▼

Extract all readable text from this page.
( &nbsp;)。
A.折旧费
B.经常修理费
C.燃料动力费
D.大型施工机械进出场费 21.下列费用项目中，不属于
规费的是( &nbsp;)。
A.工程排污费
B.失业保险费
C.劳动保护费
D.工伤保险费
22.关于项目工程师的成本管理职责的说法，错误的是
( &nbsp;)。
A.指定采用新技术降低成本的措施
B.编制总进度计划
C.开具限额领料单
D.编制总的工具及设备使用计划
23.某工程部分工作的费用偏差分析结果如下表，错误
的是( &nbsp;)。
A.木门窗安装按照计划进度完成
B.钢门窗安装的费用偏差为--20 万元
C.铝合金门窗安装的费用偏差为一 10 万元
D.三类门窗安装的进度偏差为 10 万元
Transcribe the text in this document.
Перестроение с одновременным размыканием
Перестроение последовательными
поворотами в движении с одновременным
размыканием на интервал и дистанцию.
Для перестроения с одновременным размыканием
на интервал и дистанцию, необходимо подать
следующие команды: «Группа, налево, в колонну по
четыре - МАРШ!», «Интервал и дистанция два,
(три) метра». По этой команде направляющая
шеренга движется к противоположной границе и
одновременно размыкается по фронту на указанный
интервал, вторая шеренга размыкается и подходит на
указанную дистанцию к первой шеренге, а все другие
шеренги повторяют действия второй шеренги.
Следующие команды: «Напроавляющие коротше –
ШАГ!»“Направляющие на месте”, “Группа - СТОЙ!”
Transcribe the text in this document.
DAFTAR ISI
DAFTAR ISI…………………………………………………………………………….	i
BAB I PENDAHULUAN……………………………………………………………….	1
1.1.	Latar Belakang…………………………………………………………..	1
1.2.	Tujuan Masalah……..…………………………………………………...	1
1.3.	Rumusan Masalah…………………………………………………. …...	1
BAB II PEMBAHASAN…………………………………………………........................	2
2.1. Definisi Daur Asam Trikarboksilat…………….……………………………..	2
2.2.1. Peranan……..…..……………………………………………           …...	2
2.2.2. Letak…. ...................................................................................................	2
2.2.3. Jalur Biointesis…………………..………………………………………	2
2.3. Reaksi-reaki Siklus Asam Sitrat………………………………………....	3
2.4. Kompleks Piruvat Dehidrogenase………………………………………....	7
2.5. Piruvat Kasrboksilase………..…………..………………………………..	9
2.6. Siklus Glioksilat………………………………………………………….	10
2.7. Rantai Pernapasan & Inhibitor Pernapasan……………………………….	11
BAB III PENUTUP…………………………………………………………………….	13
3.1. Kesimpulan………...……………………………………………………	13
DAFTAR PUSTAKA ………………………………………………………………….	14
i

▲

State the number of lines above that hold the string "команды", with nothing added.

Output of the task
2